● WHAT THIS TASK INVOLVES
Give the count of lines in the data that include the string "Moderate", with no added remarks.

# # #

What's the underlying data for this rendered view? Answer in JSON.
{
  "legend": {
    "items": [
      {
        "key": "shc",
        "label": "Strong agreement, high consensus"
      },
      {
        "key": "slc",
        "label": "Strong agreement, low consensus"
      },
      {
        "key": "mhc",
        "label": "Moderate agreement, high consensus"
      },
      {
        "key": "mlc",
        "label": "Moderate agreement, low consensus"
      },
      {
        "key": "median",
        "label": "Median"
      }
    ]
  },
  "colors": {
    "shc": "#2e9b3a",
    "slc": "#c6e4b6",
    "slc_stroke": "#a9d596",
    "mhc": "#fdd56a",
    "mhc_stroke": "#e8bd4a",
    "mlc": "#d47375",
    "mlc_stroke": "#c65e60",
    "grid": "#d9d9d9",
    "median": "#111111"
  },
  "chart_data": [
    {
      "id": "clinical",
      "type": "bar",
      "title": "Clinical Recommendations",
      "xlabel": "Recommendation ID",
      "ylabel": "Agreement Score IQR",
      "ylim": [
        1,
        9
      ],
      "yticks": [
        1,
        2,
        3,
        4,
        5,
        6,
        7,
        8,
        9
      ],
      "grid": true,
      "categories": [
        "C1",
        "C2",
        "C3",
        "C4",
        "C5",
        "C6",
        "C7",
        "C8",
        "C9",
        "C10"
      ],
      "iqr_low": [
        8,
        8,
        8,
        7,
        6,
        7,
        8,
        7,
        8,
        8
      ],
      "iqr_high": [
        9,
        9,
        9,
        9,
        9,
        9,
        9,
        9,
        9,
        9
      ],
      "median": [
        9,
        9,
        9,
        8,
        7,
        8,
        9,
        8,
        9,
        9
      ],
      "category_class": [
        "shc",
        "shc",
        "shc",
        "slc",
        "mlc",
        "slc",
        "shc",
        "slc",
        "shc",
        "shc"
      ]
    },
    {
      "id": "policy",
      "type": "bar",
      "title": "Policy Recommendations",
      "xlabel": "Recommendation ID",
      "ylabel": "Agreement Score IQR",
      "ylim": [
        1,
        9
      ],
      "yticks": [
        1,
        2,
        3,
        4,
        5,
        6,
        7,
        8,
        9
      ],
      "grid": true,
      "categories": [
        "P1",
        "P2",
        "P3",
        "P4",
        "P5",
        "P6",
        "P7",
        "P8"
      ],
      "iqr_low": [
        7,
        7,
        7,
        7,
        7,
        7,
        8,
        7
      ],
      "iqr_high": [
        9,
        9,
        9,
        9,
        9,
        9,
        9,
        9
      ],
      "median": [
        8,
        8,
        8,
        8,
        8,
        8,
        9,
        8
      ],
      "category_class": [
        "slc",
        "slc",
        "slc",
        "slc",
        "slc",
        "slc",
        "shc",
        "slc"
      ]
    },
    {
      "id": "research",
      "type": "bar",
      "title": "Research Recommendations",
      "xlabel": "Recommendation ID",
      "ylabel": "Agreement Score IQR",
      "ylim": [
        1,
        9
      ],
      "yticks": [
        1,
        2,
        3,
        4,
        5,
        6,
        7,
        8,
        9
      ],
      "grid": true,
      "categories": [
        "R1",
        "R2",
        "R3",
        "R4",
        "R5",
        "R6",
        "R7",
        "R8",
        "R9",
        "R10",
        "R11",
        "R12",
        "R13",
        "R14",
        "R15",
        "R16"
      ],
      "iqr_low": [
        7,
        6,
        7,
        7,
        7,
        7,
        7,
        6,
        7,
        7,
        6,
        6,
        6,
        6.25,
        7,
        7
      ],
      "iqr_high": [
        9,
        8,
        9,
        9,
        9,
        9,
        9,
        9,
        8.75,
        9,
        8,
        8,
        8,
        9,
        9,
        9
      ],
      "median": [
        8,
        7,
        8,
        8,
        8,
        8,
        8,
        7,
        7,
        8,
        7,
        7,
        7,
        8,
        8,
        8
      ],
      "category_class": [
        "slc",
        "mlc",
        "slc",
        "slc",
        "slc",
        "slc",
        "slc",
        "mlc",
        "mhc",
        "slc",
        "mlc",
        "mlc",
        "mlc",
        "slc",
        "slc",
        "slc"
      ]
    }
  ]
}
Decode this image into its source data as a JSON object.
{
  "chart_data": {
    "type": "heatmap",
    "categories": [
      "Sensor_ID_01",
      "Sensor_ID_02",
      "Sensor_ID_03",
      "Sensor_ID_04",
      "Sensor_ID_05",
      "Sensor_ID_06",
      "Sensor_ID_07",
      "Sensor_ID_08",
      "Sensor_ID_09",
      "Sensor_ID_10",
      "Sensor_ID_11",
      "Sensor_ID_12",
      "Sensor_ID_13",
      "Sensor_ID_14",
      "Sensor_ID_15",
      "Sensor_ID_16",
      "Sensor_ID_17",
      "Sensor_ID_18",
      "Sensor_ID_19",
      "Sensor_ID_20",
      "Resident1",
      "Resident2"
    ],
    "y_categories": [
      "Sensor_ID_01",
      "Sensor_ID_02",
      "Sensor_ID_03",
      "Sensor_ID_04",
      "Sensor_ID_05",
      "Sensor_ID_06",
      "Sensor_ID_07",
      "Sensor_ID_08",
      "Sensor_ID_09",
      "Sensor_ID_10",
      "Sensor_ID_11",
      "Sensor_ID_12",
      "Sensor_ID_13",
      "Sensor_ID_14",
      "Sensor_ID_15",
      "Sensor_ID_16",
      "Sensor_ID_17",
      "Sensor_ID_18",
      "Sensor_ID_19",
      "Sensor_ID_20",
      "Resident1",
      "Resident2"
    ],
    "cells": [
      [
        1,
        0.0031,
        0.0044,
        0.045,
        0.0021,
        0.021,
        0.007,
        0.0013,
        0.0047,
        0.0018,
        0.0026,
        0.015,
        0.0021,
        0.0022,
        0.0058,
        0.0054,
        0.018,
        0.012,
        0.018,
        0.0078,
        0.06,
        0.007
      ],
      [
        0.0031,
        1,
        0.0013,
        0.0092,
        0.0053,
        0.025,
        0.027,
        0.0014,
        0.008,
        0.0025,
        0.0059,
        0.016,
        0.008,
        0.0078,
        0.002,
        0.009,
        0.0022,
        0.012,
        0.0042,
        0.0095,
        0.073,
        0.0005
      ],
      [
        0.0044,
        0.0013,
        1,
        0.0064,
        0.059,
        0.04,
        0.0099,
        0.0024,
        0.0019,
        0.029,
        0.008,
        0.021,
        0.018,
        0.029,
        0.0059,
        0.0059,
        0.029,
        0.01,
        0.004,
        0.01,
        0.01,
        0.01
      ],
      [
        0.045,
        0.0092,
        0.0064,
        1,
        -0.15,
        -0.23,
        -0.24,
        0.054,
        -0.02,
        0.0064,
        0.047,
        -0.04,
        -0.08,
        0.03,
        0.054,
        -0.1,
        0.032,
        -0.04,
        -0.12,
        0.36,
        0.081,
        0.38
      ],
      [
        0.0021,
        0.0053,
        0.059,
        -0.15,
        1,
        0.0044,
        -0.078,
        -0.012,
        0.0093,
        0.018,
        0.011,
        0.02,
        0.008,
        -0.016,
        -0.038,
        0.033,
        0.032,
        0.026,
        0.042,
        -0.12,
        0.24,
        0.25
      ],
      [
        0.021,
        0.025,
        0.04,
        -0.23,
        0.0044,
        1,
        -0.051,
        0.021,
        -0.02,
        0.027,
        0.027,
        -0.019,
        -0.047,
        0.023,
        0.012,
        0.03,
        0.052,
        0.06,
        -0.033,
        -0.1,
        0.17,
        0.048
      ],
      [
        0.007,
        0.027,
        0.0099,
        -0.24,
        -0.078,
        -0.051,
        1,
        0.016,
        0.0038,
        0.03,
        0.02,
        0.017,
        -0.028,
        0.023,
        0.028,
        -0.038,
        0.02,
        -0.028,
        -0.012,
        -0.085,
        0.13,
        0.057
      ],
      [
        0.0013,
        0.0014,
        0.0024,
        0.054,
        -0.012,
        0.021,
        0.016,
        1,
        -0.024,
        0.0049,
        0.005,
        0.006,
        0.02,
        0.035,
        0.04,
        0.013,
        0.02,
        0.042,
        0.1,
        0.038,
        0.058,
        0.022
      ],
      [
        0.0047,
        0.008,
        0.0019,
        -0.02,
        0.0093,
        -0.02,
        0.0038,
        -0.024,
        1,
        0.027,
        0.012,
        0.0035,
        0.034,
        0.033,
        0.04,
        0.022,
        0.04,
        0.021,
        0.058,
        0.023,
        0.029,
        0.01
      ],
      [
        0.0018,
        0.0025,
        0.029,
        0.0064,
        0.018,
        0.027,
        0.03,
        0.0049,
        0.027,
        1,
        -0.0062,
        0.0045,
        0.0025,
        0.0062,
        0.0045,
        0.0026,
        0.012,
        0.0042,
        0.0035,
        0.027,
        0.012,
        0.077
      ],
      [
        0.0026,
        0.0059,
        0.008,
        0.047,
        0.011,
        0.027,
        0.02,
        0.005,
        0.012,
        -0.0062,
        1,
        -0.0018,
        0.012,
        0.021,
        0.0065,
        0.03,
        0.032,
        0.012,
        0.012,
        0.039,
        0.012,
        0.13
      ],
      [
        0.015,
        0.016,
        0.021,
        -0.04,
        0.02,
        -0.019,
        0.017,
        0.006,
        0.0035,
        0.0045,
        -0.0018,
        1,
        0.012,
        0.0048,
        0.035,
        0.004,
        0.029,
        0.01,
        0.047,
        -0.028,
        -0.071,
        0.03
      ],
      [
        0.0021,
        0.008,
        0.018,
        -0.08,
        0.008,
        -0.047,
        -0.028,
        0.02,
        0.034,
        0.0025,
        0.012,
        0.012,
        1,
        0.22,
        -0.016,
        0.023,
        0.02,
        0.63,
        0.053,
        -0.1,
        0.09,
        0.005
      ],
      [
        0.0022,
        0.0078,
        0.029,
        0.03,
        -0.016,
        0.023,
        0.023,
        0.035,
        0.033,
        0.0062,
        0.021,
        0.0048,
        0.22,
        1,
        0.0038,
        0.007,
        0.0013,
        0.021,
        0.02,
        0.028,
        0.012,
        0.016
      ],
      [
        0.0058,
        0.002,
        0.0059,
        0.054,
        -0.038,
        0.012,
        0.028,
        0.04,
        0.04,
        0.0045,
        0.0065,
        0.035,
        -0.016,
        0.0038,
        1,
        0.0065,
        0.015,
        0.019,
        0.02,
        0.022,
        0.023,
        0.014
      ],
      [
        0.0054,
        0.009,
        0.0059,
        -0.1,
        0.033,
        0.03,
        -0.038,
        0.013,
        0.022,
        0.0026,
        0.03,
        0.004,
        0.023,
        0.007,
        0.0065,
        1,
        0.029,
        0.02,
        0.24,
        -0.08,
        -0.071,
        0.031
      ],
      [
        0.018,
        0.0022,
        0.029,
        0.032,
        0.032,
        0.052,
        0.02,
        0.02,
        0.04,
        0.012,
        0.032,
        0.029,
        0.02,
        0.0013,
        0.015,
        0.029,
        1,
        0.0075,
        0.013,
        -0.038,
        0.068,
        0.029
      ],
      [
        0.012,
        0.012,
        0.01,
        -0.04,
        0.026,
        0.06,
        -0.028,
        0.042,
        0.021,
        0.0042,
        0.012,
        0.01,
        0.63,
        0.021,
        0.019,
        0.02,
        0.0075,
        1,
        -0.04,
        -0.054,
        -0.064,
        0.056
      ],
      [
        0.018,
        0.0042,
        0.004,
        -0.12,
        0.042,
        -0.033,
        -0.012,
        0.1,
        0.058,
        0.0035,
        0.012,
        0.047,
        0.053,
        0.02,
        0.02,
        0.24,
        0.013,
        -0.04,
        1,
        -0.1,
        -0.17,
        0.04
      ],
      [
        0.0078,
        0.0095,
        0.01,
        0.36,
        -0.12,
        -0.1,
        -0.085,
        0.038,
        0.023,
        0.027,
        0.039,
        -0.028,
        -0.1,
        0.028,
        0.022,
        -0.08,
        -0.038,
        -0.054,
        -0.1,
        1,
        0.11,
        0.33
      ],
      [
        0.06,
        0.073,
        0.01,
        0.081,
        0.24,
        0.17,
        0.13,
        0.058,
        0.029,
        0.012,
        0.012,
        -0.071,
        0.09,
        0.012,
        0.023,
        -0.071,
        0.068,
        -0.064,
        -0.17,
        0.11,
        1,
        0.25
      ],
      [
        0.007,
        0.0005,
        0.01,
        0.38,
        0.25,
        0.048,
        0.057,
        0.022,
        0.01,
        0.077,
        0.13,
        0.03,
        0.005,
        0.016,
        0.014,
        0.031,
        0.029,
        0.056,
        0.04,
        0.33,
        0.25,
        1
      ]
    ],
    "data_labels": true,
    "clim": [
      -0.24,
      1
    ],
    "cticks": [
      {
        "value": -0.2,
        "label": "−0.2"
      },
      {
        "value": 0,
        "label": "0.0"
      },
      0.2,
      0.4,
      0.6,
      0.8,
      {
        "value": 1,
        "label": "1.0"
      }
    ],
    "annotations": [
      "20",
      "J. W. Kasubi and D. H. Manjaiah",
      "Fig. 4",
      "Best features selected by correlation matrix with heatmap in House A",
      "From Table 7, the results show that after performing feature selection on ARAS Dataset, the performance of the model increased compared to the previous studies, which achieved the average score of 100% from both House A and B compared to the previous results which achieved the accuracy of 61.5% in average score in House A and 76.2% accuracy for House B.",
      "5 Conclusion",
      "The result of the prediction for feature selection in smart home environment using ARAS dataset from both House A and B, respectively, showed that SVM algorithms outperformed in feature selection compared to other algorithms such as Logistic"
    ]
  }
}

# # #

● SOLUTION TO THE PROBLEM
2